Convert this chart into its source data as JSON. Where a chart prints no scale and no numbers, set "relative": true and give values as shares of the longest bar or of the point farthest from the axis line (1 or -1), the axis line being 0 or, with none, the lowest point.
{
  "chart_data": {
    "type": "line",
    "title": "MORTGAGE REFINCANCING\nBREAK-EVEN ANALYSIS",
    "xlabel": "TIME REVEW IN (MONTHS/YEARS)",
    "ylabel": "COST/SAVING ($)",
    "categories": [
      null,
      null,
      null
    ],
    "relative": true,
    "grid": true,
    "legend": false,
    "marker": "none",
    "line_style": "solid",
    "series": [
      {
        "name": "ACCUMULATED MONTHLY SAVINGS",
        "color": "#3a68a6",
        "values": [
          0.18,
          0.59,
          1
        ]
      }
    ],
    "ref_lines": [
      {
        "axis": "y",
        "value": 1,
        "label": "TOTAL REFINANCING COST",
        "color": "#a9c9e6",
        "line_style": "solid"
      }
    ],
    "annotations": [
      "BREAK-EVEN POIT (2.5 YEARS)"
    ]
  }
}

::::

## Directions for this task
Word for word, write out the data.

## Task result
Convert this chart into its source data as JSON. Where a chart prints no scale and no numbers, set "relative": true and give values as shares of the longest bar or of the point farthest from the axis line (1 or -1), the axis line being 0 or, with none, the lowest point.
{
  "chart_data": {
    "type": "line",
    "title": "MORTGAGE REFINCANCING\nBREAK-EVEN ANALYSIS",
    "xlabel": "TIME REVEW IN (MONTHS/YEARS)",
    "ylabel": "COST/SAVING ($)",
    "categories": [
      null,
      null,
      null
    ],
    "relative": true,
    "grid": true,
    "legend": false,
    "marker": "none",
    "line_style": "solid",
    "series": [
      {
        "name": "ACCUMULATED MONTHLY SAVINGS",
        "color": "#3a68a6",
        "values": [
          0.18,
          0.59,
          1
        ]
      }
    ],
    "ref_lines": [
      {
        "axis": "y",
        "value": 1,
        "label": "TOTAL REFINANCING COST",
        "color": "#a9c9e6",
        "line_style": "solid"
      }
    ],
    "annotations": [
      "BREAK-EVEN POIT (2.5 YEARS)"
    ]
  }
}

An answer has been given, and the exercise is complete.